Raw data:
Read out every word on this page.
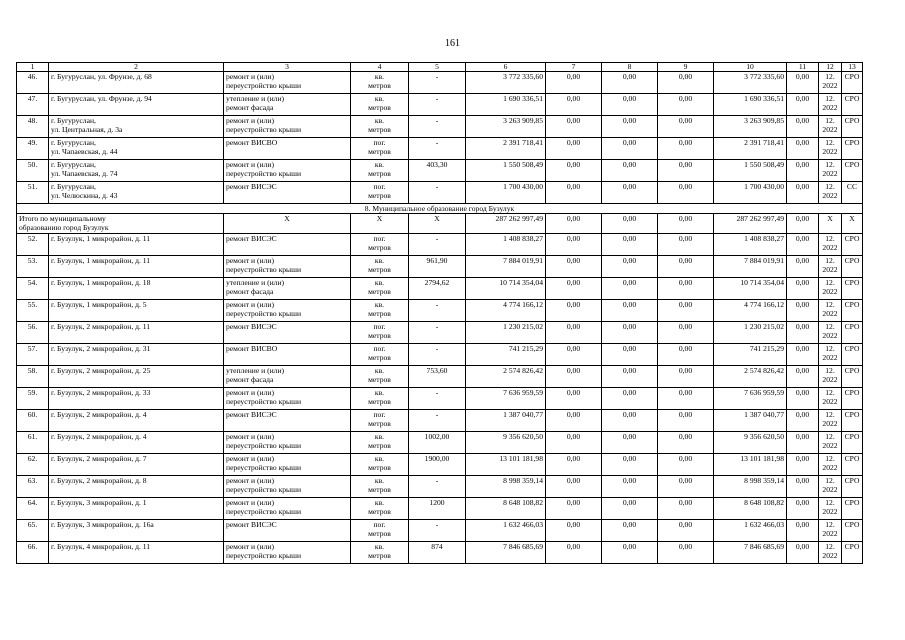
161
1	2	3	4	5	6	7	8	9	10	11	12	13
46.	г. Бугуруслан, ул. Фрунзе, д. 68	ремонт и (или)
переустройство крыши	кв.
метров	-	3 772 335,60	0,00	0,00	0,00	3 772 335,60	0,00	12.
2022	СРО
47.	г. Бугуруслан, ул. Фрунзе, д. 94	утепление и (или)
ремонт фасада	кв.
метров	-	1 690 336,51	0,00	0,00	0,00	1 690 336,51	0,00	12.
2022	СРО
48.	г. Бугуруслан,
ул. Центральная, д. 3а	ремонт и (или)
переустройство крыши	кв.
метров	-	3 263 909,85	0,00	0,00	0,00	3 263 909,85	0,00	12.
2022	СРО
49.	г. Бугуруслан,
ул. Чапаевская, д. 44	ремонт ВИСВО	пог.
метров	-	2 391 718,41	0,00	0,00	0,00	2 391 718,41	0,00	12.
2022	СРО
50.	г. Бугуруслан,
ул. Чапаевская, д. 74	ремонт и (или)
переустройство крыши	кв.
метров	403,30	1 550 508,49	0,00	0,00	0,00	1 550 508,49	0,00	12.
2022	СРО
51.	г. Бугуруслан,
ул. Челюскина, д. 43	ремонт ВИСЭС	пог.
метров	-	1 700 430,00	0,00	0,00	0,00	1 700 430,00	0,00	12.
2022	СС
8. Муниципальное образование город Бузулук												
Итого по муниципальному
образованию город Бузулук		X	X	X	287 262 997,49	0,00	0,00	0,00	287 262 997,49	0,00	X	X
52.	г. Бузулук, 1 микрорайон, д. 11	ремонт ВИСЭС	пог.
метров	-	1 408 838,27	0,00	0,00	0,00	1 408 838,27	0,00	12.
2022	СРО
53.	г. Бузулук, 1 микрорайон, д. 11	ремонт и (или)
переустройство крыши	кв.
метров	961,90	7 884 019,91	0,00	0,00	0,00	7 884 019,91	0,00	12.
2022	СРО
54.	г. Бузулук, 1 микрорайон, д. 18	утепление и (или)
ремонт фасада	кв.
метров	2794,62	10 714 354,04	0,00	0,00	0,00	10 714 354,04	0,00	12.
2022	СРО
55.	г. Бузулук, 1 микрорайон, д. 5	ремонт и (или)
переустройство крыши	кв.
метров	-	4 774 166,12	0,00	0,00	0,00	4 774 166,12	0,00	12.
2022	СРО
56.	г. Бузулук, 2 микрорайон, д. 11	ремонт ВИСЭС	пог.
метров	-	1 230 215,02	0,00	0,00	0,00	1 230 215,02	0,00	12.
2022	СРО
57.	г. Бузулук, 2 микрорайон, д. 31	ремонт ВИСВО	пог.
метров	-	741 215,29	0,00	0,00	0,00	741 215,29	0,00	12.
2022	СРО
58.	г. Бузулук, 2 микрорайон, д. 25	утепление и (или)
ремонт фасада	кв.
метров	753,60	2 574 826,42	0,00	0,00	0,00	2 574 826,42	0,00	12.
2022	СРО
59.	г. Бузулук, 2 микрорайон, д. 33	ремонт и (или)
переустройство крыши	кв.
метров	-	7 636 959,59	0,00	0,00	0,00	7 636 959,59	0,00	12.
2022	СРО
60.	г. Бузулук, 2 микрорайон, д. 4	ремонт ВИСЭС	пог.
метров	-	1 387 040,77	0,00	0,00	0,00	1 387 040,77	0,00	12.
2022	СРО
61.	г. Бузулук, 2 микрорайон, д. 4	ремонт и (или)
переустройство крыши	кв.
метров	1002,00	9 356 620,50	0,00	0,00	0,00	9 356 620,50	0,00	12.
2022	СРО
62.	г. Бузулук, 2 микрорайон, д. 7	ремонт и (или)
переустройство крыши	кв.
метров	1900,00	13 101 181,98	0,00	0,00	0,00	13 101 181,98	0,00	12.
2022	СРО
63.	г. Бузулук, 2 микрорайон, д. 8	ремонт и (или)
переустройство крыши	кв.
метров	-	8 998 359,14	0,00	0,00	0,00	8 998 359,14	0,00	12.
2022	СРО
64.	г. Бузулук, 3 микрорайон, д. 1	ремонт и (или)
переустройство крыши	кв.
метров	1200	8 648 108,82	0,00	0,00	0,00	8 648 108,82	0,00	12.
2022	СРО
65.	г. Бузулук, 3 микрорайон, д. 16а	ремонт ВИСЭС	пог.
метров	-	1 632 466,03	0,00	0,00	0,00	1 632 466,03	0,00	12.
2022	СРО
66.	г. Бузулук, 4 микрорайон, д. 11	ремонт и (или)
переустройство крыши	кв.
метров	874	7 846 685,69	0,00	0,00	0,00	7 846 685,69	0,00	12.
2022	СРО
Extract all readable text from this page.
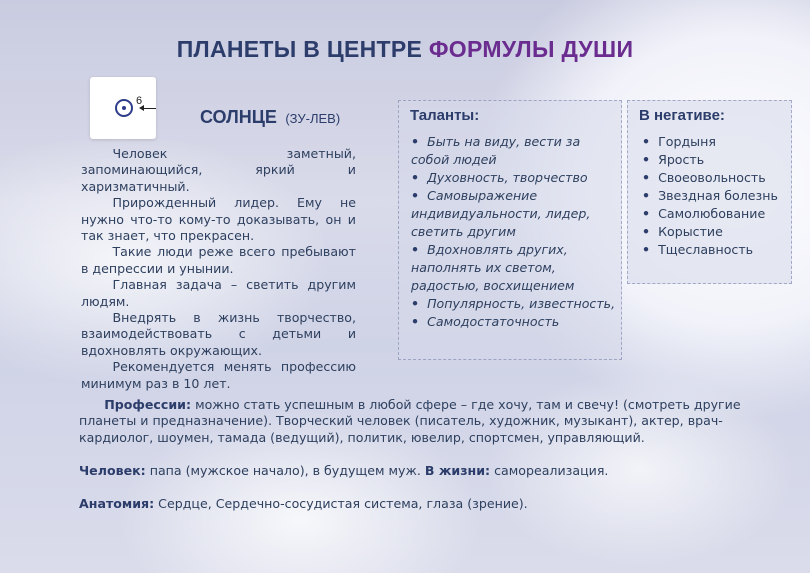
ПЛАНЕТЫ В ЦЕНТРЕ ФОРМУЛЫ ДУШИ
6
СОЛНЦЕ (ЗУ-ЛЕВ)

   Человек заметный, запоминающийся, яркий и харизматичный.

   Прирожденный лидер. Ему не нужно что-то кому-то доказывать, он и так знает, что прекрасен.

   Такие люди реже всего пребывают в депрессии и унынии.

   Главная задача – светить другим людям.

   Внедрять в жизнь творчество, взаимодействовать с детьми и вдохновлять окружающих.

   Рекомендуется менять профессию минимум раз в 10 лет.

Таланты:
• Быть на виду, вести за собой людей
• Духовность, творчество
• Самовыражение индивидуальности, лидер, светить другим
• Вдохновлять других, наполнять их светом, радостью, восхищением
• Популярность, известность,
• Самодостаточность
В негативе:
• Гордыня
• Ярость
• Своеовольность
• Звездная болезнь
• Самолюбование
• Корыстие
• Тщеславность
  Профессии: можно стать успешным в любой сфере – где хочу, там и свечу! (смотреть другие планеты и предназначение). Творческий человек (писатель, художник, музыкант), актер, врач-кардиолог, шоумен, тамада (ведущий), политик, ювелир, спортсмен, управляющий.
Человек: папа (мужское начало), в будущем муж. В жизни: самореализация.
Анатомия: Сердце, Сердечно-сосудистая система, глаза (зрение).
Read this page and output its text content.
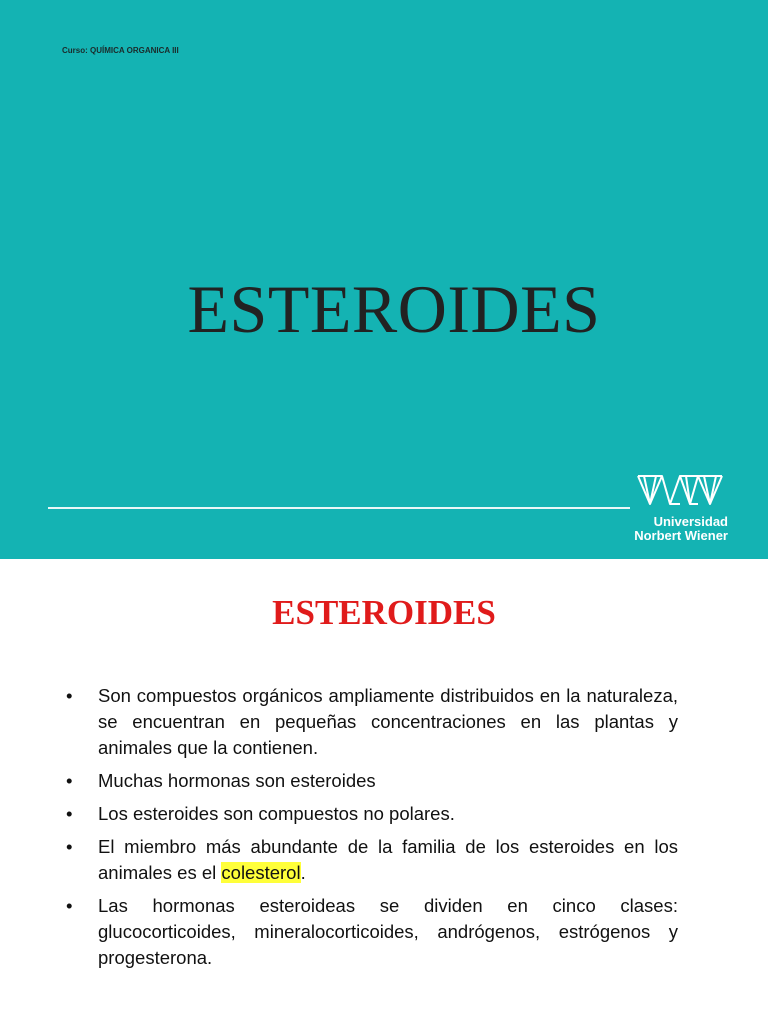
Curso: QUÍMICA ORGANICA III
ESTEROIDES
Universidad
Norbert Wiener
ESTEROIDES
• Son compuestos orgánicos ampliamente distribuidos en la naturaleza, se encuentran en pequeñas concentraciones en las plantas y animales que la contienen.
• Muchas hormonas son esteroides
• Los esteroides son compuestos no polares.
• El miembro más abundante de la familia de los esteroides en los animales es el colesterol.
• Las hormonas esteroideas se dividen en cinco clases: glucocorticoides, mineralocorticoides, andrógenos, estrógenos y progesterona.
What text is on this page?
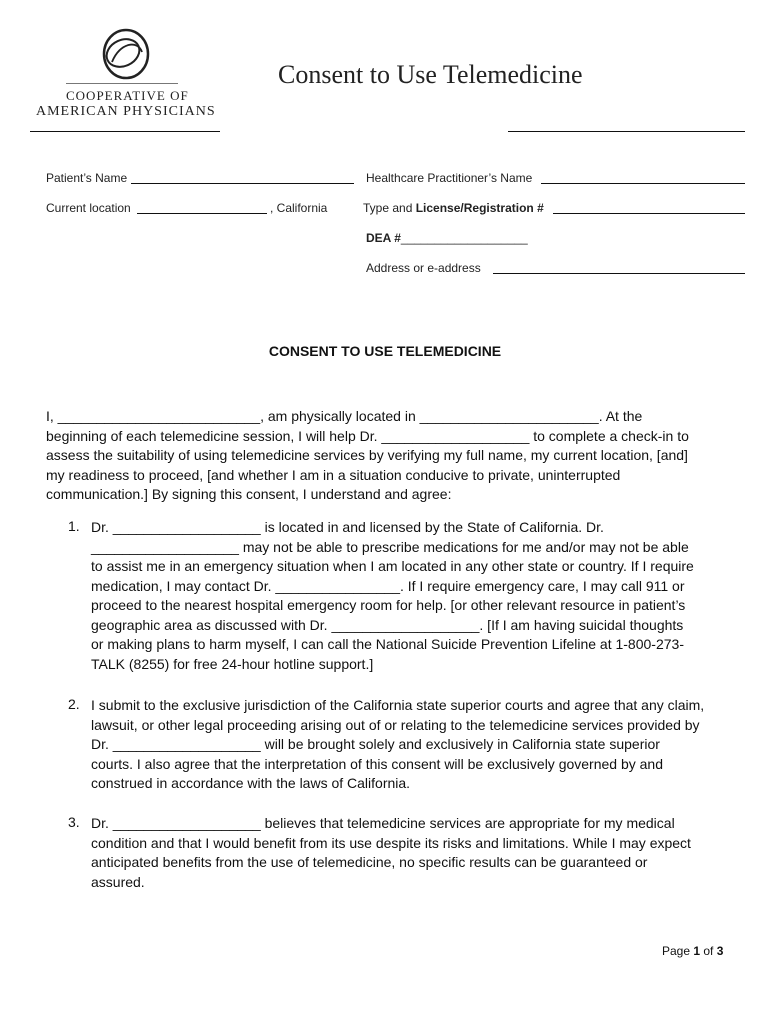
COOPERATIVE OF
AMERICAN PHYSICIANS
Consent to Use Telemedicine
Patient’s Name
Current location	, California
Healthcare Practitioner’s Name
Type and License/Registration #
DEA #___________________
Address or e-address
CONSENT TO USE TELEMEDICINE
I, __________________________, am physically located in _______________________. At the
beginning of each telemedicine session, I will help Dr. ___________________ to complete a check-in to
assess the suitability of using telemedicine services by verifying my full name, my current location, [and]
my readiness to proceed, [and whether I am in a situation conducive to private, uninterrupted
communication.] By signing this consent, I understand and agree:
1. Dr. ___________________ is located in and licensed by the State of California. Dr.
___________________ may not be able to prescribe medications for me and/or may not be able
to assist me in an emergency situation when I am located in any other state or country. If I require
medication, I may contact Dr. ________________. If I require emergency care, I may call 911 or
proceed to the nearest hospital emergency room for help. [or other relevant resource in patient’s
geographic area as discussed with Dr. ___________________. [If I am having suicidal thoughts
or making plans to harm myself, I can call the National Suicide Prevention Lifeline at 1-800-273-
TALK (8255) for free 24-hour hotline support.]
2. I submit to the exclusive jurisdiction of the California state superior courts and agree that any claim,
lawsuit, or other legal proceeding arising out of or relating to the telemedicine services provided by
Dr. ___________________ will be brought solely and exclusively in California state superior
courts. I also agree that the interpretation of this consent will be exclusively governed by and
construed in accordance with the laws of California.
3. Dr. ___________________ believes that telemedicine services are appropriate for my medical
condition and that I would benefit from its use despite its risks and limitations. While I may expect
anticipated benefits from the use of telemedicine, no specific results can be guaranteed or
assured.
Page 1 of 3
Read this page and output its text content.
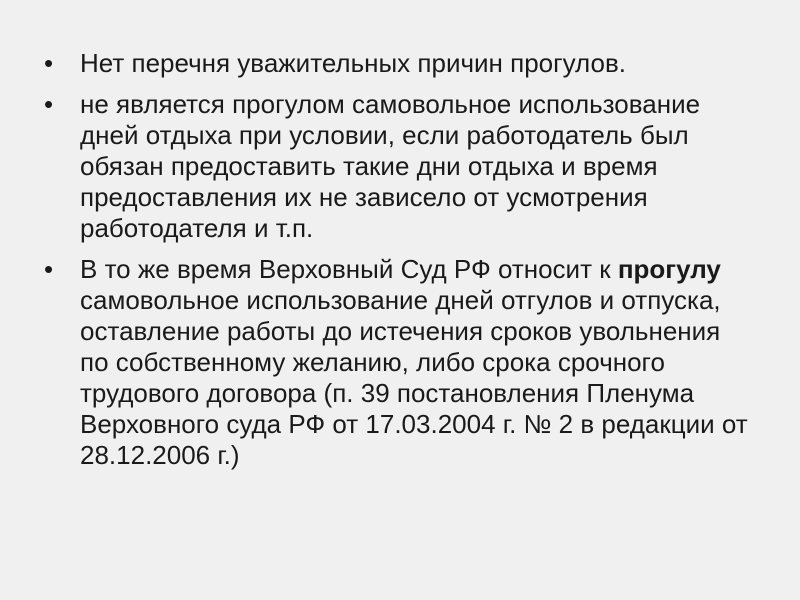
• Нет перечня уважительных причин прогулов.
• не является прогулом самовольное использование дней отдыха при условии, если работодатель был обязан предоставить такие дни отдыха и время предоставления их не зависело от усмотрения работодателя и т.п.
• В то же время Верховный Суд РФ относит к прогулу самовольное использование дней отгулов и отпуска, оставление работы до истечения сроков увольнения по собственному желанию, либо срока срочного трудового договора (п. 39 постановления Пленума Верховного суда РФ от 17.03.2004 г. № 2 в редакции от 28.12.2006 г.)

Description of the task: Report how many lines include the word "animales". Give nothing but the number.

Exercise result: 2